WORK TO COMPLETE → Where a line in the records below includes "patients", pull that line out.

Records excerpted from a collection:
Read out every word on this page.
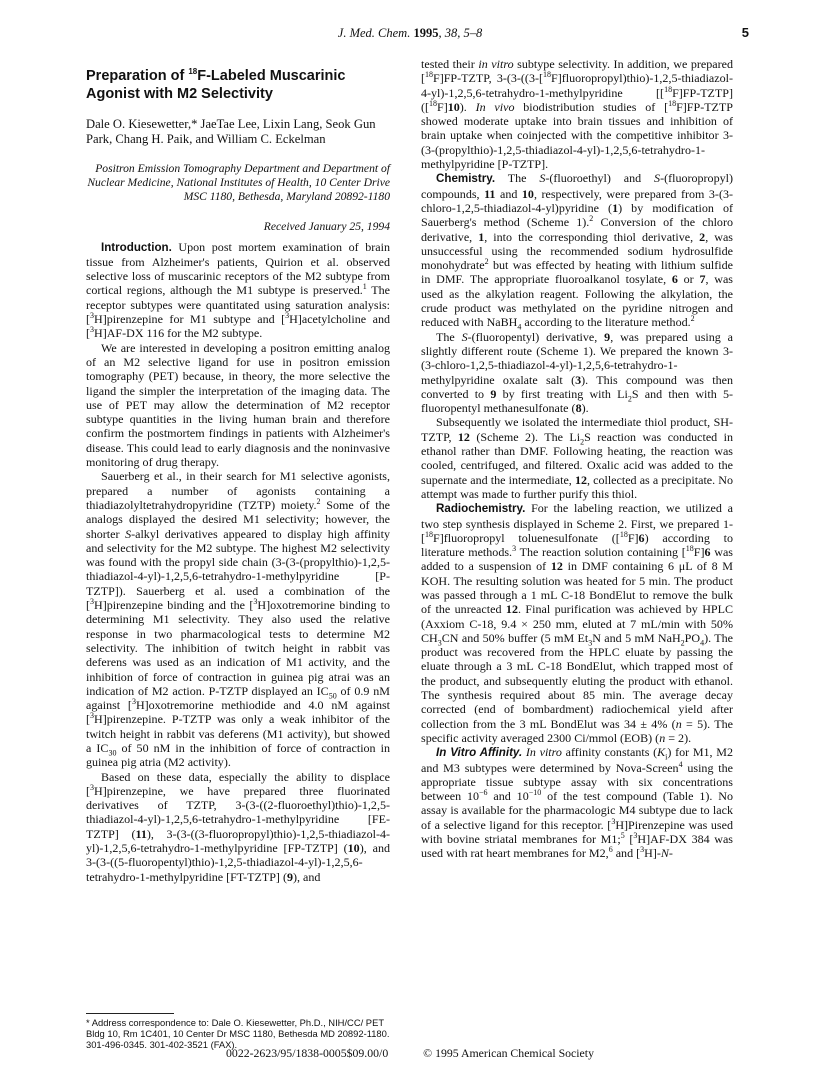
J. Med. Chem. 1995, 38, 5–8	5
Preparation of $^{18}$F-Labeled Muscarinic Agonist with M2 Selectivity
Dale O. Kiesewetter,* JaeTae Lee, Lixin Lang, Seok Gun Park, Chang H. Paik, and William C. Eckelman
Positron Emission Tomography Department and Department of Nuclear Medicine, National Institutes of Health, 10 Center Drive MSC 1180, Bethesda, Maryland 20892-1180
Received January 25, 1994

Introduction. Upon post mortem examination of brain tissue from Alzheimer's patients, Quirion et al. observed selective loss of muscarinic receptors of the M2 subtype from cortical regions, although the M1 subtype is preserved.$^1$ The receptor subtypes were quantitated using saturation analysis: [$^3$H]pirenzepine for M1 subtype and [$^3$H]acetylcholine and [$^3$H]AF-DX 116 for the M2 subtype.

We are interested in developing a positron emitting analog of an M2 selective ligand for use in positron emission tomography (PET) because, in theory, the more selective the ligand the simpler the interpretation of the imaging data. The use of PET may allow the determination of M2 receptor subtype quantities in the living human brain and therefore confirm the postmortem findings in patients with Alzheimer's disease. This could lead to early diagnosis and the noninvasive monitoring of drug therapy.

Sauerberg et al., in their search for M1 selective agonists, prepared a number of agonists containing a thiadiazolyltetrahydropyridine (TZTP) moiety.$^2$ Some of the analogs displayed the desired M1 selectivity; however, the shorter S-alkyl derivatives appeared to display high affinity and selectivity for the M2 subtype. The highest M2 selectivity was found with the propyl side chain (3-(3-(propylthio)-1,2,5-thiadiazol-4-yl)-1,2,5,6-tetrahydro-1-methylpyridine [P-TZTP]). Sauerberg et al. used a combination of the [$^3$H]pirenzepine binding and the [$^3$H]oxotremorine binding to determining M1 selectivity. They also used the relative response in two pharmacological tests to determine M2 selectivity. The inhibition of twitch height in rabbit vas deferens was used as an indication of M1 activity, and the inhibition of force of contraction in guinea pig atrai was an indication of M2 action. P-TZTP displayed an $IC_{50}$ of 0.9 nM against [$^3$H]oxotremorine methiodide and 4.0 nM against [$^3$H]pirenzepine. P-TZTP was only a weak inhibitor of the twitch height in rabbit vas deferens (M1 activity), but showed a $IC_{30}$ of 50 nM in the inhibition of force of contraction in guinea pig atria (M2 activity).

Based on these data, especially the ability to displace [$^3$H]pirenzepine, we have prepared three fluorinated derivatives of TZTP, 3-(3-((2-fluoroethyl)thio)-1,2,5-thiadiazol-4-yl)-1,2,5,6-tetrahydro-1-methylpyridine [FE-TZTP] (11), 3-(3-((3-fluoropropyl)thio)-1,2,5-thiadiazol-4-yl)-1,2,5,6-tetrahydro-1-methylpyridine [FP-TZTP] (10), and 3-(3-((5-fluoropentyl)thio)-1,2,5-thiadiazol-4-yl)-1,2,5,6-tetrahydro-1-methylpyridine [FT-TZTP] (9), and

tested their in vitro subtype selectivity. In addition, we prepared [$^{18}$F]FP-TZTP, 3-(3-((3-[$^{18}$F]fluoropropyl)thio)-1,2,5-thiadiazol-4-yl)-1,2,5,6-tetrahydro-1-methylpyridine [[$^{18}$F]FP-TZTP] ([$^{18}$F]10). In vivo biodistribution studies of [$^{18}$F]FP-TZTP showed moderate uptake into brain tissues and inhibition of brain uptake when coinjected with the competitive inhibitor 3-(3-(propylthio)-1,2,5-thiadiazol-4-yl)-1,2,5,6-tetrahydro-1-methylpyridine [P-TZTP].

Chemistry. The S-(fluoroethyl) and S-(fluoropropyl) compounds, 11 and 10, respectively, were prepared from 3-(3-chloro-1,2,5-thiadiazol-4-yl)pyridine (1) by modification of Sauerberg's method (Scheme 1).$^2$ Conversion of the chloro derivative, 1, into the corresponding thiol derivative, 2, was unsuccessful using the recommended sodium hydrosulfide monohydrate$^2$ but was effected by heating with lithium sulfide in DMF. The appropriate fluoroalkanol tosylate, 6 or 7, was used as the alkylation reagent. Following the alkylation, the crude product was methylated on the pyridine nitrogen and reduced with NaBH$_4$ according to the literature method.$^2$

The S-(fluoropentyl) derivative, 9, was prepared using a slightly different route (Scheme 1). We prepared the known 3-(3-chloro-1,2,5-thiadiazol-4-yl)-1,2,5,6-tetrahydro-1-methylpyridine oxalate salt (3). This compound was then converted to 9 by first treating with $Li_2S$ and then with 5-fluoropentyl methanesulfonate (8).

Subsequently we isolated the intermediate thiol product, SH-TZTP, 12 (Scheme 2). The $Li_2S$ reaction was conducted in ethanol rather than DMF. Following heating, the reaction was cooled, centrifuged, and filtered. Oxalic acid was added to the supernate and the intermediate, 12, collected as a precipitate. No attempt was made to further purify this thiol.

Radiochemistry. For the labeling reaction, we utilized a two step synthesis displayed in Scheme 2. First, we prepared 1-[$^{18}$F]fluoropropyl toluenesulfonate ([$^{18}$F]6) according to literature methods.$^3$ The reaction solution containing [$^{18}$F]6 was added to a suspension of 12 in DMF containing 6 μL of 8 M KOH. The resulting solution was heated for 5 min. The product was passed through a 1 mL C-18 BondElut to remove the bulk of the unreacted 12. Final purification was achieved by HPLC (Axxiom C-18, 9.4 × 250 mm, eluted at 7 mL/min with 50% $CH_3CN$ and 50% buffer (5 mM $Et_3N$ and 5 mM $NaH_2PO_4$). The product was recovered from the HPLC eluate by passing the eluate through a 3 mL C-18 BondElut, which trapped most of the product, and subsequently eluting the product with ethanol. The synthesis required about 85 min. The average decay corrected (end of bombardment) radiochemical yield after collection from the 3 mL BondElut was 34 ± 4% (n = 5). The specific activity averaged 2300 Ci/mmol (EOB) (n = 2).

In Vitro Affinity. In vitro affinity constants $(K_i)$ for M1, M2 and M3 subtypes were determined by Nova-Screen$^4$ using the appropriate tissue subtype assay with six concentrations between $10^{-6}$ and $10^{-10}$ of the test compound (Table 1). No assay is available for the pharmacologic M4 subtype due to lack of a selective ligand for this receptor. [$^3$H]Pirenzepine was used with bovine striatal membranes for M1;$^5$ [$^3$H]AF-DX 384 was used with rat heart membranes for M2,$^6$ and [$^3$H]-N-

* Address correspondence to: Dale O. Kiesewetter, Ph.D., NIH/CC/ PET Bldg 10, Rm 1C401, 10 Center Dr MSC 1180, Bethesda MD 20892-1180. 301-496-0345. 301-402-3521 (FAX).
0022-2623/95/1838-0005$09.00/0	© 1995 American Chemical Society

EXERCISE RESPONSE →
Introduction. Upon post mortem examination of brain tissue from Alzheimer's patients, Quirion et al. observed selective loss of muscarinic receptors of the M2 subtype from cortical regions, although the M1 subtype is preserved.$^1$ The receptor subtypes were quantitated using saturation analysis: [$^3$H]pirenzepine for M1 subtype and [$^3$H]acetylcholine and [$^3$H]AF-DX 116 for the M2 subtype.
We are interested in developing a positron emitting analog of an M2 selective ligand for use in positron emission tomography (PET) because, in theory, the more selective the ligand the simpler the interpretation of the imaging data. The use of PET may allow the determination of M2 receptor subtype quantities in the living human brain and therefore confirm the postmortem findings in patients with Alzheimer's disease. This could lead to early diagnosis and the noninvasive monitoring of drug therapy.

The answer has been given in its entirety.